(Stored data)
.....
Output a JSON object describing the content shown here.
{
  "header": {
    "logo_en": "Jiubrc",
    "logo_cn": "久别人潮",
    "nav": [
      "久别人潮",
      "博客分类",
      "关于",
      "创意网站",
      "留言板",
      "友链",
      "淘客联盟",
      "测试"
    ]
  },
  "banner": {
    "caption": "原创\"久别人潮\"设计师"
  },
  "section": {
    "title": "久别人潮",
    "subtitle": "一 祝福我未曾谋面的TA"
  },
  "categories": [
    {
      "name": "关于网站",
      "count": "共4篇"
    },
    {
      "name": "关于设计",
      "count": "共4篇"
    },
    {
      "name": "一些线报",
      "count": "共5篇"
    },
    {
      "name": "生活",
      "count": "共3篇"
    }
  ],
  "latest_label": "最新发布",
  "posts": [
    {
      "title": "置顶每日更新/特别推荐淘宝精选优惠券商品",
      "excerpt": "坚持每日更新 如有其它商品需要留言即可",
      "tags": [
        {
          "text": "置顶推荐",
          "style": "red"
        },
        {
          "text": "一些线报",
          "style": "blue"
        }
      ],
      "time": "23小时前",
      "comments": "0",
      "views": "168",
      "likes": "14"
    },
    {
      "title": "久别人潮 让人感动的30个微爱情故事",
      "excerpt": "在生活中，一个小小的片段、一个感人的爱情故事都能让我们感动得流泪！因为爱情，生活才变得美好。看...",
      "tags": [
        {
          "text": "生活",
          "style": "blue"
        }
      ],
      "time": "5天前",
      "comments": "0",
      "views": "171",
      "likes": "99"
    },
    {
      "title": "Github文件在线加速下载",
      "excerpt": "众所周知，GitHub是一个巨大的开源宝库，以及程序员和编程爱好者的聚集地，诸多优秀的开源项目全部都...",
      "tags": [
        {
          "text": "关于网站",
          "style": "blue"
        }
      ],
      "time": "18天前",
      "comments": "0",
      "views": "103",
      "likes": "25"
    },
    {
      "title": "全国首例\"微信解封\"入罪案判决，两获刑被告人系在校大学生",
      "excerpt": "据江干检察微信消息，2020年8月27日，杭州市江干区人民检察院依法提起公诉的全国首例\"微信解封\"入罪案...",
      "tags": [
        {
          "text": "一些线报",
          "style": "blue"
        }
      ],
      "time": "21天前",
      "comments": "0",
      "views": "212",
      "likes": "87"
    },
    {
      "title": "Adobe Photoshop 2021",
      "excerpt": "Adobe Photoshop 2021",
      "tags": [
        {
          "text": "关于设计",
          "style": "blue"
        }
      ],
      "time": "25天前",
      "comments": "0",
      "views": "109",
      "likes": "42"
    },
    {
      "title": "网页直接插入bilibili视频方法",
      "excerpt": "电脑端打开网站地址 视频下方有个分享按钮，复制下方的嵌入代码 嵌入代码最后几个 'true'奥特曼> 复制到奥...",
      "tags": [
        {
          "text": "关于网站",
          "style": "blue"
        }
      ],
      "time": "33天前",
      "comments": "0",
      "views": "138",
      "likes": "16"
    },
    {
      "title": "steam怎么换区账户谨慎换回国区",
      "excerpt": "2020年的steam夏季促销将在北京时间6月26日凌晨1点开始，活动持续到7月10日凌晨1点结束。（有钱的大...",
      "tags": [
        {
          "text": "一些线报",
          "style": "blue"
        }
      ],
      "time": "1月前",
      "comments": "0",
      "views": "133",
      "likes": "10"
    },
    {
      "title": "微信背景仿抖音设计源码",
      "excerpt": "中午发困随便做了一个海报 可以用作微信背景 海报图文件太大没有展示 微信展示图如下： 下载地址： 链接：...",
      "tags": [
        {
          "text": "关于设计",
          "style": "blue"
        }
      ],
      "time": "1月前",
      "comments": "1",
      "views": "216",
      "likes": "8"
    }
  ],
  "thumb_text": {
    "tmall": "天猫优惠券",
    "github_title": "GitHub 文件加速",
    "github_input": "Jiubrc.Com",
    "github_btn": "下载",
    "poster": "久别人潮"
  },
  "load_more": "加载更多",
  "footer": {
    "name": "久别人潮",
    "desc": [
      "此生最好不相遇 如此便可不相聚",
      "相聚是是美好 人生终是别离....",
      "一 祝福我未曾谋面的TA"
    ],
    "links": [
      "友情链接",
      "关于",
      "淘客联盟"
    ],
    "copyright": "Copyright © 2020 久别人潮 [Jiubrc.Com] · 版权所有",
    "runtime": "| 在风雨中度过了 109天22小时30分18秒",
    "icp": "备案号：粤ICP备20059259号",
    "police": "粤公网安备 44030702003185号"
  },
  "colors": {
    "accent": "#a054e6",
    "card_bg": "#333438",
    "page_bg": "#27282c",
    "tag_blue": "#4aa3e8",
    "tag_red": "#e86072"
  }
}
.....
AIM:
Give back the whole listing, word for word.

THE REPLY:
Output a JSON object describing the content shown here.
{
  "header": {
    "logo_en": "Jiubrc",
    "logo_cn": "久别人潮",
    "nav": [
      "久别人潮",
      "博客分类",
      "关于",
      "创意网站",
      "留言板",
      "友链",
      "淘客联盟",
      "测试"
    ]
  },
  "banner": {
    "caption": "原创\"久别人潮\"设计师"
  },
  "section": {
    "title": "久别人潮",
    "subtitle": "一 祝福我未曾谋面的TA"
  },
  "categories": [
    {
      "name": "关于网站",
      "count": "共4篇"
    },
    {
      "name": "关于设计",
      "count": "共4篇"
    },
    {
      "name": "一些线报",
      "count": "共5篇"
    },
    {
      "name": "生活",
      "count": "共3篇"
    }
  ],
  "latest_label": "最新发布",
  "posts": [
    {
      "title": "置顶每日更新/特别推荐淘宝精选优惠券商品",
      "excerpt": "坚持每日更新 如有其它商品需要留言即可",
      "tags": [
        {
          "text": "置顶推荐",
          "style": "red"
        },
        {
          "text": "一些线报",
          "style": "blue"
        }
      ],
      "time": "23小时前",
      "comments": "0",
      "views": "168",
      "likes": "14"
    },
    {
      "title": "久别人潮 让人感动的30个微爱情故事",
      "excerpt": "在生活中，一个小小的片段、一个感人的爱情故事都能让我们感动得流泪！因为爱情，生活才变得美好。看...",
      "tags": [
        {
          "text": "生活",
          "style": "blue"
        }
      ],
      "time": "5天前",
      "comments": "0",
      "views": "171",
      "likes": "99"
    },
    {
      "title": "Github文件在线加速下载",
      "excerpt": "众所周知，GitHub是一个巨大的开源宝库，以及程序员和编程爱好者的聚集地，诸多优秀的开源项目全部都...",
      "tags": [
        {
          "text": "关于网站",
          "style": "blue"
        }
      ],
      "time": "18天前",
      "comments": "0",
      "views": "103",
      "likes": "25"
    },
    {
      "title": "全国首例\"微信解封\"入罪案判决，两获刑被告人系在校大学生",
      "excerpt": "据江干检察微信消息，2020年8月27日，杭州市江干区人民检察院依法提起公诉的全国首例\"微信解封\"入罪案...",
      "tags": [
        {
          "text": "一些线报",
          "style": "blue"
        }
      ],
      "time": "21天前",
      "comments": "0",
      "views": "212",
      "likes": "87"
    },
    {
      "title": "Adobe Photoshop 2021",
      "excerpt": "Adobe Photoshop 2021",
      "tags": [
        {
          "text": "关于设计",
          "style": "blue"
        }
      ],
      "time": "25天前",
      "comments": "0",
      "views": "109",
      "likes": "42"
    },
    {
      "title": "网页直接插入bilibili视频方法",
      "excerpt": "电脑端打开网站地址 视频下方有个分享按钮，复制下方的嵌入代码 嵌入代码最后几个 'true'奥特曼> 复制到奥...",
      "tags": [
        {
          "text": "关于网站",
          "style": "blue"
        }
      ],
      "time": "33天前",
      "comments": "0",
      "views": "138",
      "likes": "16"
    },
    {
      "title": "steam怎么换区账户谨慎换回国区",
      "excerpt": "2020年的steam夏季促销将在北京时间6月26日凌晨1点开始，活动持续到7月10日凌晨1点结束。（有钱的大...",
      "tags": [
        {
          "text": "一些线报",
          "style": "blue"
        }
      ],
      "time": "1月前",
      "comments": "0",
      "views": "133",
      "likes": "10"
    },
    {
      "title": "微信背景仿抖音设计源码",
      "excerpt": "中午发困随便做了一个海报 可以用作微信背景 海报图文件太大没有展示 微信展示图如下： 下载地址： 链接：...",
      "tags": [
        {
          "text": "关于设计",
          "style": "blue"
        }
      ],
      "time": "1月前",
      "comments": "1",
      "views": "216",
      "likes": "8"
    }
  ],
  "thumb_text": {
    "tmall": "天猫优惠券",
    "github_title": "GitHub 文件加速",
    "github_input": "Jiubrc.Com",
    "github_btn": "下载",
    "poster": "久别人潮"
  },
  "load_more": "加载更多",
  "footer": {
    "name": "久别人潮",
    "desc": [
      "此生最好不相遇 如此便可不相聚",
      "相聚是是美好 人生终是别离....",
      "一 祝福我未曾谋面的TA"
    ],
    "links": [
      "友情链接",
      "关于",
      "淘客联盟"
    ],
    "copyright": "Copyright © 2020 久别人潮 [Jiubrc.Com] · 版权所有",
    "runtime": "| 在风雨中度过了 109天22小时30分18秒",
    "icp": "备案号：粤ICP备20059259号",
    "police": "粤公网安备 44030702003185号"
  },
  "colors": {
    "accent": "#a054e6",
    "card_bg": "#333438",
    "page_bg": "#27282c",
    "tag_blue": "#4aa3e8",
    "tag_red": "#e86072"
  }
}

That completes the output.